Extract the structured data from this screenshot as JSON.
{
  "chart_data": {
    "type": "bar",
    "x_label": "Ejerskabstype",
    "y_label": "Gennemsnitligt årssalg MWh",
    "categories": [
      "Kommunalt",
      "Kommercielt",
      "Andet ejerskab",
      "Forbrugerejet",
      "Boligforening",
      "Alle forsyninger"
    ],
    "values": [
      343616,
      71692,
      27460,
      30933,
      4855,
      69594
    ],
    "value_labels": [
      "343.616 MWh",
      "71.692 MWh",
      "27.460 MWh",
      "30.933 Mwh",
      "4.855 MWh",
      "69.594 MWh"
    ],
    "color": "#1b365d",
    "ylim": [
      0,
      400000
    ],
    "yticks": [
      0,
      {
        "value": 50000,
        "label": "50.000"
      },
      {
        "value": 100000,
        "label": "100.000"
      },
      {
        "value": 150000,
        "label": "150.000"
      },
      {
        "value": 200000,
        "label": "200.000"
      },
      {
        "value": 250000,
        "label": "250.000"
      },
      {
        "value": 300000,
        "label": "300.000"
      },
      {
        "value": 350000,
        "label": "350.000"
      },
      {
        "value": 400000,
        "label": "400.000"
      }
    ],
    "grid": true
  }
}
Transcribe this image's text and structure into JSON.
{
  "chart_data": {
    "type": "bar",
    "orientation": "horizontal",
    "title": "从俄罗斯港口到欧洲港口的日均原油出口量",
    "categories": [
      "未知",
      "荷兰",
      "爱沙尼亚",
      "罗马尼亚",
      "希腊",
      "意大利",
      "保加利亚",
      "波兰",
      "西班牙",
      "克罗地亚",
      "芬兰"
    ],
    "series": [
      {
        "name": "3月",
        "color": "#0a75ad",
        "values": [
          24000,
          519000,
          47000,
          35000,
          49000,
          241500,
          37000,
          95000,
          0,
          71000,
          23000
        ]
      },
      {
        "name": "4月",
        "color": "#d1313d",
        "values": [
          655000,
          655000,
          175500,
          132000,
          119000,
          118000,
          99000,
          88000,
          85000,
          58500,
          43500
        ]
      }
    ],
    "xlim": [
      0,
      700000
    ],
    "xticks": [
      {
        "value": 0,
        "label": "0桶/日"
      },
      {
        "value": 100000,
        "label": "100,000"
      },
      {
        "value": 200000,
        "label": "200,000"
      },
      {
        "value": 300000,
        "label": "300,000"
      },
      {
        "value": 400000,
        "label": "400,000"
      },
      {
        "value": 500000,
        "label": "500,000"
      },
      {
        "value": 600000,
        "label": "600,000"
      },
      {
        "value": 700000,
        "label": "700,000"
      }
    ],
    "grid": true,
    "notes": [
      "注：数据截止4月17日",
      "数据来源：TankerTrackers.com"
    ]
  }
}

········

What is required> Where a line above contains the string "JSON", copy that line.

Full answer>
Extract the structured data from this screenshot as JSON.
Transcribe this image's text and structure into JSON.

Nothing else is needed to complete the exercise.